Extracted information:

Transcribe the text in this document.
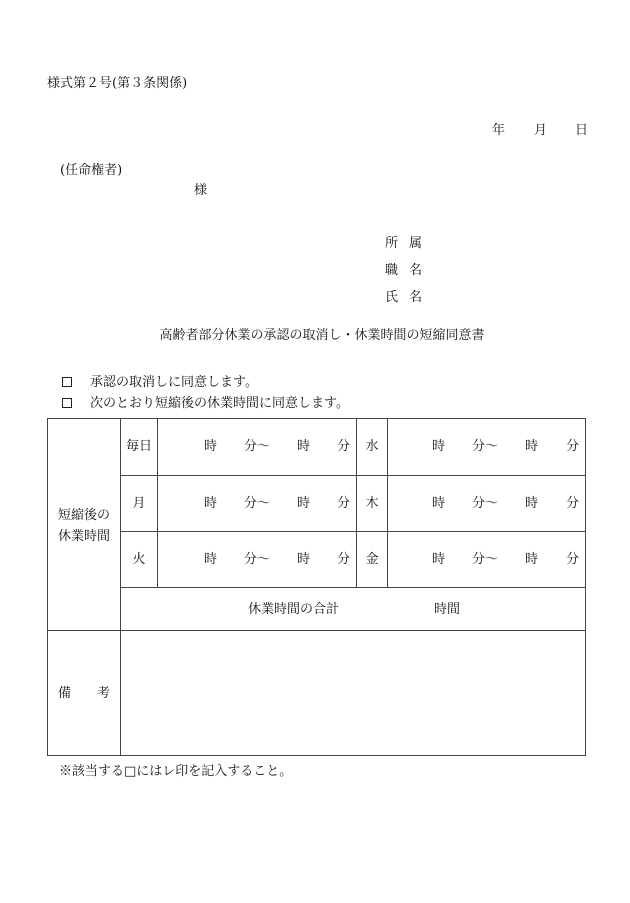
様式第２号(第３条関係)
年 月 日
(任命権者)
様
所属
職名
氏名
高齢者部分休業の承認の取消し・休業時間の短縮同意書
承認の取消しに同意します。
次のとおり短縮後の休業時間に同意します。
短縮後の
休業時間
毎日	時 分 〜 時 分 水	時 分 〜 時 分
月	時 分 〜 時 分 木	時 分 〜 時 分
火	時 分 〜 時 分 金	時 分 〜 時 分
休業時間の合計	時間
備 考
※該当する□にはレ印を記入すること。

The problem: Write out the records above exactly as they stand, leaving out every picture.

Result for this exercise:
Transcribe the text in this document.
様式第２号(第３条関係)
年 月 日
(任命権者)
様
所属
職名
氏名
高齢者部分休業の承認の取消し・休業時間の短縮同意書
承認の取消しに同意します。
次のとおり短縮後の休業時間に同意します。
短縮後の
休業時間
毎日	時 分 〜 時 分 水	時 分 〜 時 分
月	時 分 〜 時 分 木	時 分 〜 時 分
火	時 分 〜 時 分 金	時 分 〜 時 分
休業時間の合計	時間
備 考
※該当する□にはレ印を記入すること。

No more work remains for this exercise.